● Aim of the task: Copy the lines holding the word "text", all of them.

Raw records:
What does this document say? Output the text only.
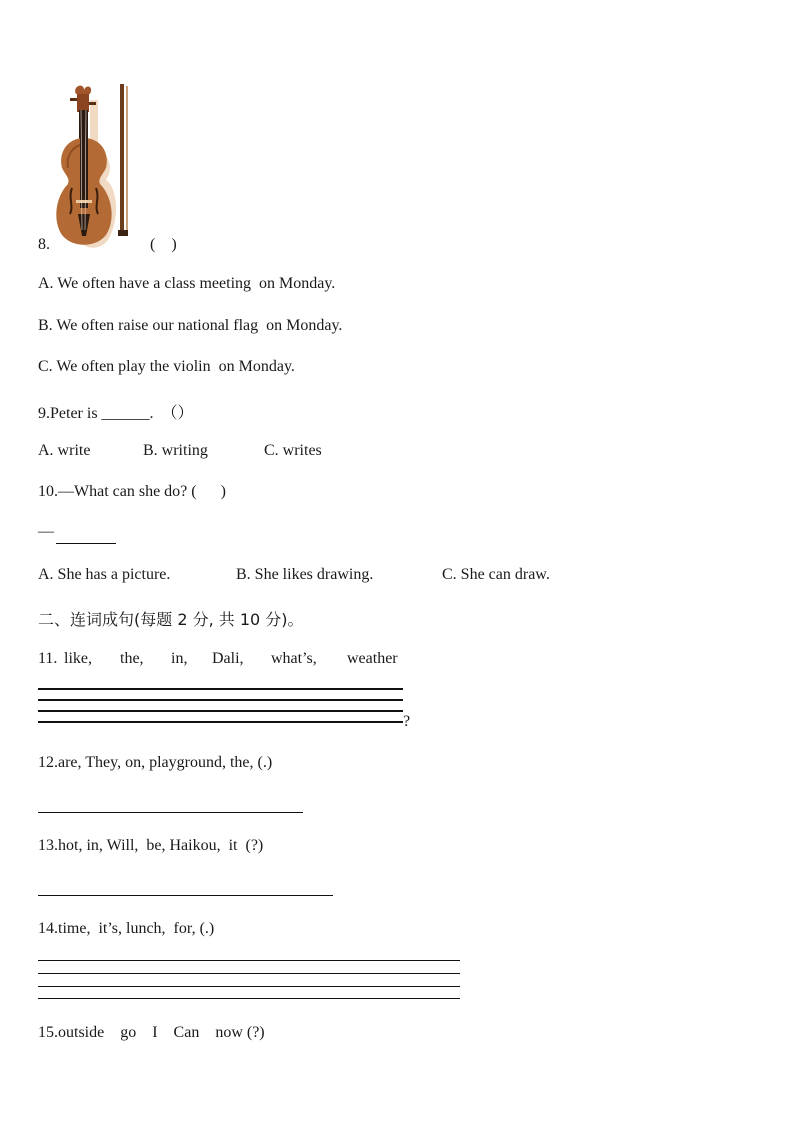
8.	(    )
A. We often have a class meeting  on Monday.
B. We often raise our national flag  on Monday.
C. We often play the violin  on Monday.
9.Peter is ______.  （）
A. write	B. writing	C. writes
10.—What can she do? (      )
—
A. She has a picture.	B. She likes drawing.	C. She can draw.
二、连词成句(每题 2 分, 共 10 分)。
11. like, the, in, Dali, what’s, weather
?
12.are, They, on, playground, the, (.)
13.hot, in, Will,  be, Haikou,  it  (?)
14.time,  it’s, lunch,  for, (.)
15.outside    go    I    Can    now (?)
--
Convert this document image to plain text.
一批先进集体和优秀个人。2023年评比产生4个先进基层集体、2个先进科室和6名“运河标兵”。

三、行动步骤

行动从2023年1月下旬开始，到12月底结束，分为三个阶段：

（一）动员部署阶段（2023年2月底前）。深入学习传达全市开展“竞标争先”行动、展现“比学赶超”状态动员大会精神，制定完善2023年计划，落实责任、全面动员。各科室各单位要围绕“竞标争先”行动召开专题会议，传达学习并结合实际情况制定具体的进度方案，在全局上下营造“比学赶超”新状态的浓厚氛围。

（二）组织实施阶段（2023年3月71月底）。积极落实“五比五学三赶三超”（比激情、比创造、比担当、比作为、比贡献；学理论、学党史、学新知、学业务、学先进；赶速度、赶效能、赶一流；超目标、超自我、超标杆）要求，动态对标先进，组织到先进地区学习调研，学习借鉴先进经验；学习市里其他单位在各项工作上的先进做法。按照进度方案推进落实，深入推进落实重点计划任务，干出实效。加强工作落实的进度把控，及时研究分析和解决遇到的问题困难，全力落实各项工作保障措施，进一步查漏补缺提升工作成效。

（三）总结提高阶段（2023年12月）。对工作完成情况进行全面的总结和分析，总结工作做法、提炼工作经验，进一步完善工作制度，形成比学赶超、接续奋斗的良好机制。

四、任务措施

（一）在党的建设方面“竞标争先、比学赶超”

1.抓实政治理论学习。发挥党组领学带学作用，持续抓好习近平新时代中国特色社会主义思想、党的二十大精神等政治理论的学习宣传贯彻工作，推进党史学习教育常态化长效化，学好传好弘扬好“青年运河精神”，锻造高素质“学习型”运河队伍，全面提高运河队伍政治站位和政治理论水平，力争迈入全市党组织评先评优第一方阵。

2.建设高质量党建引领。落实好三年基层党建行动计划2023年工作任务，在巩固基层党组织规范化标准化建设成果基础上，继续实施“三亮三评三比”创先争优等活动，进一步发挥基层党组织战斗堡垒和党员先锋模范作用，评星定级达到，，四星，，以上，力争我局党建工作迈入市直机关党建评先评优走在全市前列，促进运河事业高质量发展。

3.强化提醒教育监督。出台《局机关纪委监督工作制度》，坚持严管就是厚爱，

● Result of this task:
What does this document say? Output the text only.
Convert this document image to plain text.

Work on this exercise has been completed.